TASK PROMPT: Locate and copy each line in the data that contains the word "this".

>> BEGIN

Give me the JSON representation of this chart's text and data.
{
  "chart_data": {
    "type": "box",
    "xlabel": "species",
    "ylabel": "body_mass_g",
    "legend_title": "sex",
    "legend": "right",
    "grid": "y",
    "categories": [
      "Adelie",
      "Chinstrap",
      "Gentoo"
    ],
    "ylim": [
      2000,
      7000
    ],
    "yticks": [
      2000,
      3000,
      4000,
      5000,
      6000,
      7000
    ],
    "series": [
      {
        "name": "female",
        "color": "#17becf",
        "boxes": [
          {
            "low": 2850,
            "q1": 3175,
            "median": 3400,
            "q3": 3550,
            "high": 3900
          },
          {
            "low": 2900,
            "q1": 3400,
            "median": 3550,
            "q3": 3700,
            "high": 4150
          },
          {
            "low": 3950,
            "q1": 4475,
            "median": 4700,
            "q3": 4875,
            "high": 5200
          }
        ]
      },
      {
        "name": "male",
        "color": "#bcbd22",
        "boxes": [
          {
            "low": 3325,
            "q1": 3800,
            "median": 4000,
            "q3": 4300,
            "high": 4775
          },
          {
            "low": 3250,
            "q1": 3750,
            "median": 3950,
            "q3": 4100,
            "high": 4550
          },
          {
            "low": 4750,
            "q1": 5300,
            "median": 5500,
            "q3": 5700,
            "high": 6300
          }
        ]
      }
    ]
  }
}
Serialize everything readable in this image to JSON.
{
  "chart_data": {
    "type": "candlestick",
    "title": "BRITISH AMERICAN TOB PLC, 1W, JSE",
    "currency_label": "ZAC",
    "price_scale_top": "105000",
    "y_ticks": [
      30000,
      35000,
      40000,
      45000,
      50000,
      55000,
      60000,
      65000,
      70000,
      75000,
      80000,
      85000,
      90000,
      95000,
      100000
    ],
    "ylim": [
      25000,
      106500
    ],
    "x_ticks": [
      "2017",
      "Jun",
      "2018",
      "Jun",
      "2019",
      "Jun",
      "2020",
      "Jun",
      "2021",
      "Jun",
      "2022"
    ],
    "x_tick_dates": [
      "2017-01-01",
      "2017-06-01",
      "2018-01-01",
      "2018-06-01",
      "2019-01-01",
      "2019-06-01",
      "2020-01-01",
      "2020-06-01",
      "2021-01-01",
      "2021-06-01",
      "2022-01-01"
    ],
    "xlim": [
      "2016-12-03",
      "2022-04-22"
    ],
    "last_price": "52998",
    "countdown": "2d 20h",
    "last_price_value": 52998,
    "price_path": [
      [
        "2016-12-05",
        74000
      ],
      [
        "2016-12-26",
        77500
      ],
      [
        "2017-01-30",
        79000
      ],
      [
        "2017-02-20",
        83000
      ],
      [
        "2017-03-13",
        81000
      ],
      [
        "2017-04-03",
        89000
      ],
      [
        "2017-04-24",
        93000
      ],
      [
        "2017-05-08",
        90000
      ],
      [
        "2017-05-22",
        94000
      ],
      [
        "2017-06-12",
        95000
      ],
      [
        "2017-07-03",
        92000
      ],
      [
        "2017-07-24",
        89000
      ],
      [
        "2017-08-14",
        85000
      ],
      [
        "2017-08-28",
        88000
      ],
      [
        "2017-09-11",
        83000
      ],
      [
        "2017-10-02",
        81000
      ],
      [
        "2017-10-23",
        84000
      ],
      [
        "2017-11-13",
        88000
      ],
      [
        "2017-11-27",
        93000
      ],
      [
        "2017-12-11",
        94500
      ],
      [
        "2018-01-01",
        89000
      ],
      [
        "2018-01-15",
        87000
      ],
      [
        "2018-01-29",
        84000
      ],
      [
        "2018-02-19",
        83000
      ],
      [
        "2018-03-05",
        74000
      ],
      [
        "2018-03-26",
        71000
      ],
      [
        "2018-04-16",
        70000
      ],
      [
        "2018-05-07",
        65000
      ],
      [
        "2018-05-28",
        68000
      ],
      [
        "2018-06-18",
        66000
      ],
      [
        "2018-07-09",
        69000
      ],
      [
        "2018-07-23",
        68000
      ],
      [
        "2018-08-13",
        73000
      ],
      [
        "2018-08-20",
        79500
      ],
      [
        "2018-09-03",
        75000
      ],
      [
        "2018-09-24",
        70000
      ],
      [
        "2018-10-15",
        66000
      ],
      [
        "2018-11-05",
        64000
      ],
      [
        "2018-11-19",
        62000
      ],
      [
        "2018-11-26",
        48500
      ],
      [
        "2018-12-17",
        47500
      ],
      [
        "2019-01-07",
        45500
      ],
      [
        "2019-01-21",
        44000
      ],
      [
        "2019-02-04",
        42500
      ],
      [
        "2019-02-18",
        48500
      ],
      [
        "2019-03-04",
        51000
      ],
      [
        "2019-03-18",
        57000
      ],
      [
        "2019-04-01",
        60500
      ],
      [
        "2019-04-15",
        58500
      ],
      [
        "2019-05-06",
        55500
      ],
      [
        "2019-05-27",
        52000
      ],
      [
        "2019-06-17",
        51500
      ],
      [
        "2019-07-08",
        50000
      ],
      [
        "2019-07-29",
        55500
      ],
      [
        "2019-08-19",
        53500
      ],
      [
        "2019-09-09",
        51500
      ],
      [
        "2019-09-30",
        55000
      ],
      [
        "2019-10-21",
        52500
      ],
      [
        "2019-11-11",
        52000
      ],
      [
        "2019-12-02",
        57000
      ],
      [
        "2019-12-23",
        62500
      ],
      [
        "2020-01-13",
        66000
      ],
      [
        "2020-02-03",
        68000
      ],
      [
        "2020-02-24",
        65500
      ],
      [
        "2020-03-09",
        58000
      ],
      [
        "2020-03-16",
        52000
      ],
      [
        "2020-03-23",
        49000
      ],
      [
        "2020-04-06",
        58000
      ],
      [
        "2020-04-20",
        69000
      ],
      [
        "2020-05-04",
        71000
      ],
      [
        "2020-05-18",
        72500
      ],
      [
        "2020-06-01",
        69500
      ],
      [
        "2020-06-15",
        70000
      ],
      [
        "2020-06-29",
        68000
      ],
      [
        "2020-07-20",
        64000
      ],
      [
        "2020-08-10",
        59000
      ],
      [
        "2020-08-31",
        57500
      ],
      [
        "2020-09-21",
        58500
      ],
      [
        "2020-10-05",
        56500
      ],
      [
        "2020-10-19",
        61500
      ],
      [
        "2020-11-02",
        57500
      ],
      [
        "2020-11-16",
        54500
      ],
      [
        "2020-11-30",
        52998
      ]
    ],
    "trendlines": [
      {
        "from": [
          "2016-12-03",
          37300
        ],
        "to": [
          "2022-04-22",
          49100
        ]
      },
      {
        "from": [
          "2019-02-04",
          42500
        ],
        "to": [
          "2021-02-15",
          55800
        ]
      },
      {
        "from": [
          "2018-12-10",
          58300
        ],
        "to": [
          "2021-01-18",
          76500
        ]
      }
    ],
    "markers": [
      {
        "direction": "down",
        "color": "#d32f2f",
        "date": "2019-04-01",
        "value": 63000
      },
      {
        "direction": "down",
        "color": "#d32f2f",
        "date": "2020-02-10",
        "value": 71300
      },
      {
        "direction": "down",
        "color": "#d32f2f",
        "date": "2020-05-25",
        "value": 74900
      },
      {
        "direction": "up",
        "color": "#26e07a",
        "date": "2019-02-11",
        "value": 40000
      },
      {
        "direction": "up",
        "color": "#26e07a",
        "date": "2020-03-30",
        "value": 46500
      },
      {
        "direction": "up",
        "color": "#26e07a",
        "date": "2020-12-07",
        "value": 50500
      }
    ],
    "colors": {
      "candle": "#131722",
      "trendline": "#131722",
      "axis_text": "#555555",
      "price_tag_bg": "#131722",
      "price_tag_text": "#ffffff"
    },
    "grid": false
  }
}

>> END

WORKED ANSWER:
Give me the JSON representation of this chart's text and data.
Serialize everything readable in this image to JSON.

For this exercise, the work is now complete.